> **Dataset listings of figures**
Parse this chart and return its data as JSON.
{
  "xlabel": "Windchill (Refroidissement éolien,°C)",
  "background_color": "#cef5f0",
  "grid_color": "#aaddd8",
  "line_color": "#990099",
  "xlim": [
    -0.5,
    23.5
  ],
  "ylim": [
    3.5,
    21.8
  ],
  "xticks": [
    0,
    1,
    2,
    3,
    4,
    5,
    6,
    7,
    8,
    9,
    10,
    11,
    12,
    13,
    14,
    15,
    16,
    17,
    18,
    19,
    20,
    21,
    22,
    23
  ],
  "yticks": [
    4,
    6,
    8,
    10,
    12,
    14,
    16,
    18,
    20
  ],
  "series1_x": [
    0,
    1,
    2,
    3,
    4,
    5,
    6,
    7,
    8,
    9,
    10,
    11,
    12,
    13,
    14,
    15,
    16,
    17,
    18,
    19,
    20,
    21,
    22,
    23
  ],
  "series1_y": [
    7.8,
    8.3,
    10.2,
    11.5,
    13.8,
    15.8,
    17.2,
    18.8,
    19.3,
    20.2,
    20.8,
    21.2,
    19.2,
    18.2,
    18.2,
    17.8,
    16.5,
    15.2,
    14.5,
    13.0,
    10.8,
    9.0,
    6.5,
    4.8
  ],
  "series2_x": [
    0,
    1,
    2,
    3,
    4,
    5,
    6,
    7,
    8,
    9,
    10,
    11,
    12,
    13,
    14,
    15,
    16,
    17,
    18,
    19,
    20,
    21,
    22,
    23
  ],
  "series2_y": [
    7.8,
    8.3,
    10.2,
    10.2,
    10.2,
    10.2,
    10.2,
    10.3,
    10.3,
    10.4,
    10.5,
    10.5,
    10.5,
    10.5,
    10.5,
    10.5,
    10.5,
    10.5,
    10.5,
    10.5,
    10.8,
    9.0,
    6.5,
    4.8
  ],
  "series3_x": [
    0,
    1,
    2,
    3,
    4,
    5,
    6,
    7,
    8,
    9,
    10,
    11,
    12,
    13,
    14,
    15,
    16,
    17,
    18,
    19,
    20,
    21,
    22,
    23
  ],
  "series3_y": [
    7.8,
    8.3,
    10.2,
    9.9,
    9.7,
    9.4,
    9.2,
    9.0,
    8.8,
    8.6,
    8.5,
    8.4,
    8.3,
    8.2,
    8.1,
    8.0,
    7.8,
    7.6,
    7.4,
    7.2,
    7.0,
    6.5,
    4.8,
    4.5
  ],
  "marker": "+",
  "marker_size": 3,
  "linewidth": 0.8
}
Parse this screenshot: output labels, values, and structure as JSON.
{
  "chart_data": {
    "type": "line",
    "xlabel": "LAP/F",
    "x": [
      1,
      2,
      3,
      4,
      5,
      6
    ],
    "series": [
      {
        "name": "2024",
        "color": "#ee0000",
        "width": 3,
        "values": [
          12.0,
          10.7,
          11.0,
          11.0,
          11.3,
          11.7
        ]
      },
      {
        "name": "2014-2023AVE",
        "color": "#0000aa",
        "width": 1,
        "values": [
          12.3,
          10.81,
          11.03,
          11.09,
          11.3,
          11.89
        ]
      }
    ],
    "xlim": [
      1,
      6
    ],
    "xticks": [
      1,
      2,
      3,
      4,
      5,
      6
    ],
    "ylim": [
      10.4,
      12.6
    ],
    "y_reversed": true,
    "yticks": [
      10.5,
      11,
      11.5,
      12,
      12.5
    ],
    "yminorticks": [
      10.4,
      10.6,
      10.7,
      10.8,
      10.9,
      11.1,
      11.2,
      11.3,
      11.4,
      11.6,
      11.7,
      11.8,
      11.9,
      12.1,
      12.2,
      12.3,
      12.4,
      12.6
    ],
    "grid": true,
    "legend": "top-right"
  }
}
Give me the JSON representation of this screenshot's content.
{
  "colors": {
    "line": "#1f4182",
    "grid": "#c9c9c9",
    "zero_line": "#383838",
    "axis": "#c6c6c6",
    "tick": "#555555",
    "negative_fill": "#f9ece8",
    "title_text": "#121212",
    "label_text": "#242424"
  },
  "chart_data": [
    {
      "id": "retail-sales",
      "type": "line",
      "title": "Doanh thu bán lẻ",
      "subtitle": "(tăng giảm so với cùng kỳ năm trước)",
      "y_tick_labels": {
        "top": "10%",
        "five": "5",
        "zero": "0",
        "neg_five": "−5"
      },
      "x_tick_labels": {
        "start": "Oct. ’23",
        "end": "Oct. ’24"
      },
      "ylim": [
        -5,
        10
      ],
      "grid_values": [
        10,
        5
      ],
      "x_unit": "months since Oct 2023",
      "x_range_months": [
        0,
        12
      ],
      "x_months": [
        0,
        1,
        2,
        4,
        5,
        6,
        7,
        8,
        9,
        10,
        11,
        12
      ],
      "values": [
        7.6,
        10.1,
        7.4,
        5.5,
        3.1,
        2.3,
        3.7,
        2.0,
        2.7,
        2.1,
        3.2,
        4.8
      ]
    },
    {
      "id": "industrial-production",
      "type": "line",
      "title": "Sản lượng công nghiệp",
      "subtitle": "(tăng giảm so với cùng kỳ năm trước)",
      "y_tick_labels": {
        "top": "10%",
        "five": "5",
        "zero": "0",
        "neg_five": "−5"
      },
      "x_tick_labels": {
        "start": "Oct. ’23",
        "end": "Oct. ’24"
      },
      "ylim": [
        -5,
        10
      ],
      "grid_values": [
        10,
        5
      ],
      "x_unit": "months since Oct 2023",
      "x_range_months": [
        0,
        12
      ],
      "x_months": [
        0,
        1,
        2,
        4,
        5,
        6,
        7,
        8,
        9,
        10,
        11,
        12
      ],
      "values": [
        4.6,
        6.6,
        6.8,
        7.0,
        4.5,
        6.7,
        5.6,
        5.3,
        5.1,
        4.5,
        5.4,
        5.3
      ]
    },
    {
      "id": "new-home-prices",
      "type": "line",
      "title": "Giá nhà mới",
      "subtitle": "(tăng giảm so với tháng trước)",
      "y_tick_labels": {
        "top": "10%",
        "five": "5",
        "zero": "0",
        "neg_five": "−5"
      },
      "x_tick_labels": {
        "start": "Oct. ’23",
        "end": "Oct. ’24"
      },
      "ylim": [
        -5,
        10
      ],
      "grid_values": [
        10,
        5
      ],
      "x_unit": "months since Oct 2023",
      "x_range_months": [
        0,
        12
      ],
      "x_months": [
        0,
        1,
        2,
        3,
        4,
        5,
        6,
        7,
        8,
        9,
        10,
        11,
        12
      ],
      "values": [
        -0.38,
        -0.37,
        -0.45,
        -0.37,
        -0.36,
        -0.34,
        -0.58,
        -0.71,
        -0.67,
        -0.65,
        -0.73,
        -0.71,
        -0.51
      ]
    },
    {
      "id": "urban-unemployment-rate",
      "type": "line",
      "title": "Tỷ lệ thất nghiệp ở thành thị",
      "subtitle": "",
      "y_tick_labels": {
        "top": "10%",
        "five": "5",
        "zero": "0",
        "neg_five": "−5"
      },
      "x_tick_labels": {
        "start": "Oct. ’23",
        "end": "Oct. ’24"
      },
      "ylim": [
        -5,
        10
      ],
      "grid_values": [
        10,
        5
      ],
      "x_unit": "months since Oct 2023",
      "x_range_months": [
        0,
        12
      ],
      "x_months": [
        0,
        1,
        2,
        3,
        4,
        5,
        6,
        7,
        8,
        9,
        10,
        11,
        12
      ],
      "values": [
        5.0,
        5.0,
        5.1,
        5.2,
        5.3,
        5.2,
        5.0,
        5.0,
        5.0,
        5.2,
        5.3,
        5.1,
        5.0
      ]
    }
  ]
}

> **Short exercise**
Go through the listing and copy all of it exactly.

> **Response**
Parse this chart and return its data as JSON.
{
  "xlabel": "Windchill (Refroidissement éolien,°C)",
  "background_color": "#cef5f0",
  "grid_color": "#aaddd8",
  "line_color": "#990099",
  "xlim": [
    -0.5,
    23.5
  ],
  "ylim": [
    3.5,
    21.8
  ],
  "xticks": [
    0,
    1,
    2,
    3,
    4,
    5,
    6,
    7,
    8,
    9,
    10,
    11,
    12,
    13,
    14,
    15,
    16,
    17,
    18,
    19,
    20,
    21,
    22,
    23
  ],
  "yticks": [
    4,
    6,
    8,
    10,
    12,
    14,
    16,
    18,
    20
  ],
  "series1_x": [
    0,
    1,
    2,
    3,
    4,
    5,
    6,
    7,
    8,
    9,
    10,
    11,
    12,
    13,
    14,
    15,
    16,
    17,
    18,
    19,
    20,
    21,
    22,
    23
  ],
  "series1_y": [
    7.8,
    8.3,
    10.2,
    11.5,
    13.8,
    15.8,
    17.2,
    18.8,
    19.3,
    20.2,
    20.8,
    21.2,
    19.2,
    18.2,
    18.2,
    17.8,
    16.5,
    15.2,
    14.5,
    13.0,
    10.8,
    9.0,
    6.5,
    4.8
  ],
  "series2_x": [
    0,
    1,
    2,
    3,
    4,
    5,
    6,
    7,
    8,
    9,
    10,
    11,
    12,
    13,
    14,
    15,
    16,
    17,
    18,
    19,
    20,
    21,
    22,
    23
  ],
  "series2_y": [
    7.8,
    8.3,
    10.2,
    10.2,
    10.2,
    10.2,
    10.2,
    10.3,
    10.3,
    10.4,
    10.5,
    10.5,
    10.5,
    10.5,
    10.5,
    10.5,
    10.5,
    10.5,
    10.5,
    10.5,
    10.8,
    9.0,
    6.5,
    4.8
  ],
  "series3_x": [
    0,
    1,
    2,
    3,
    4,
    5,
    6,
    7,
    8,
    9,
    10,
    11,
    12,
    13,
    14,
    15,
    16,
    17,
    18,
    19,
    20,
    21,
    22,
    23
  ],
  "series3_y": [
    7.8,
    8.3,
    10.2,
    9.9,
    9.7,
    9.4,
    9.2,
    9.0,
    8.8,
    8.6,
    8.5,
    8.4,
    8.3,
    8.2,
    8.1,
    8.0,
    7.8,
    7.6,
    7.4,
    7.2,
    7.0,
    6.5,
    4.8,
    4.5
  ],
  "marker": "+",
  "marker_size": 3,
  "linewidth": 0.8
}
Parse this screenshot: output labels, values, and structure as JSON.
{
  "chart_data": {
    "type": "line",
    "xlabel": "LAP/F",
    "x": [
      1,
      2,
      3,
      4,
      5,
      6
    ],
    "series": [
      {
        "name": "2024",
        "color": "#ee0000",
        "width": 3,
        "values": [
          12.0,
          10.7,
          11.0,
          11.0,
          11.3,
          11.7
        ]
      },
      {
        "name": "2014-2023AVE",
        "color": "#0000aa",
        "width": 1,
        "values": [
          12.3,
          10.81,
          11.03,
          11.09,
          11.3,
          11.89
        ]
      }
    ],
    "xlim": [
      1,
      6
    ],
    "xticks": [
      1,
      2,
      3,
      4,
      5,
      6
    ],
    "ylim": [
      10.4,
      12.6
    ],
    "y_reversed": true,
    "yticks": [
      10.5,
      11,
      11.5,
      12,
      12.5
    ],
    "yminorticks": [
      10.4,
      10.6,
      10.7,
      10.8,
      10.9,
      11.1,
      11.2,
      11.3,
      11.4,
      11.6,
      11.7,
      11.8,
      11.9,
      12.1,
      12.2,
      12.3,
      12.4,
      12.6
    ],
    "grid": true,
    "legend": "top-right"
  }
}
Give me the JSON representation of this screenshot's content.
{
  "colors": {
    "line": "#1f4182",
    "grid": "#c9c9c9",
    "zero_line": "#383838",
    "axis": "#c6c6c6",
    "tick": "#555555",
    "negative_fill": "#f9ece8",
    "title_text": "#121212",
    "label_text": "#242424"
  },
  "chart_data": [
    {
      "id": "retail-sales",
      "type": "line",
      "title": "Doanh thu bán lẻ",
      "subtitle": "(tăng giảm so với cùng kỳ năm trước)",
      "y_tick_labels": {
        "top": "10%",
        "five": "5",
        "zero": "0",
        "neg_five": "−5"
      },
      "x_tick_labels": {
        "start": "Oct. ’23",
        "end": "Oct. ’24"
      },
      "ylim": [
        -5,
        10
      ],
      "grid_values": [
        10,
        5
      ],
      "x_unit": "months since Oct 2023",
      "x_range_months": [
        0,
        12
      ],
      "x_months": [
        0,
        1,
        2,
        4,
        5,
        6,
        7,
        8,
        9,
        10,
        11,
        12
      ],
      "values": [
        7.6,
        10.1,
        7.4,
        5.5,
        3.1,
        2.3,
        3.7,
        2.0,
        2.7,
        2.1,
        3.2,
        4.8
      ]
    },
    {
      "id": "industrial-production",
      "type": "line",
      "title": "Sản lượng công nghiệp",
      "subtitle": "(tăng giảm so với cùng kỳ năm trước)",
      "y_tick_labels": {
        "top": "10%",
        "five": "5",
        "zero": "0",
        "neg_five": "−5"
      },
      "x_tick_labels": {
        "start": "Oct. ’23",
        "end": "Oct. ’24"
      },
      "ylim": [
        -5,
        10
      ],
      "grid_values": [
        10,
        5
      ],
      "x_unit": "months since Oct 2023",
      "x_range_months": [
        0,
        12
      ],
      "x_months": [
        0,
        1,
        2,
        4,
        5,
        6,
        7,
        8,
        9,
        10,
        11,
        12
      ],
      "values": [
        4.6,
        6.6,
        6.8,
        7.0,
        4.5,
        6.7,
        5.6,
        5.3,
        5.1,
        4.5,
        5.4,
        5.3
      ]
    },
    {
      "id": "new-home-prices",
      "type": "line",
      "title": "Giá nhà mới",
      "subtitle": "(tăng giảm so với tháng trước)",
      "y_tick_labels": {
        "top": "10%",
        "five": "5",
        "zero": "0",
        "neg_five": "−5"
      },
      "x_tick_labels": {
        "start": "Oct. ’23",
        "end": "Oct. ’24"
      },
      "ylim": [
        -5,
        10
      ],
      "grid_values": [
        10,
        5
      ],
      "x_unit": "months since Oct 2023",
      "x_range_months": [
        0,
        12
      ],
      "x_months": [
        0,
        1,
        2,
        3,
        4,
        5,
        6,
        7,
        8,
        9,
        10,
        11,
        12
      ],
      "values": [
        -0.38,
        -0.37,
        -0.45,
        -0.37,
        -0.36,
        -0.34,
        -0.58,
        -0.71,
        -0.67,
        -0.65,
        -0.73,
        -0.71,
        -0.51
      ]
    },
    {
      "id": "urban-unemployment-rate",
      "type": "line",
      "title": "Tỷ lệ thất nghiệp ở thành thị",
      "subtitle": "",
      "y_tick_labels": {
        "top": "10%",
        "five": "5",
        "zero": "0",
        "neg_five": "−5"
      },
      "x_tick_labels": {
        "start": "Oct. ’23",
        "end": "Oct. ’24"
      },
      "ylim": [
        -5,
        10
      ],
      "grid_values": [
        10,
        5
      ],
      "x_unit": "months since Oct 2023",
      "x_range_months": [
        0,
        12
      ],
      "x_months": [
        0,
        1,
        2,
        3,
        4,
        5,
        6,
        7,
        8,
        9,
        10,
        11,
        12
      ],
      "values": [
        5.0,
        5.0,
        5.1,
        5.2,
        5.3,
        5.2,
        5.0,
        5.0,
        5.0,
        5.2,
        5.3,
        5.1,
        5.0
      ]
    }
  ]
}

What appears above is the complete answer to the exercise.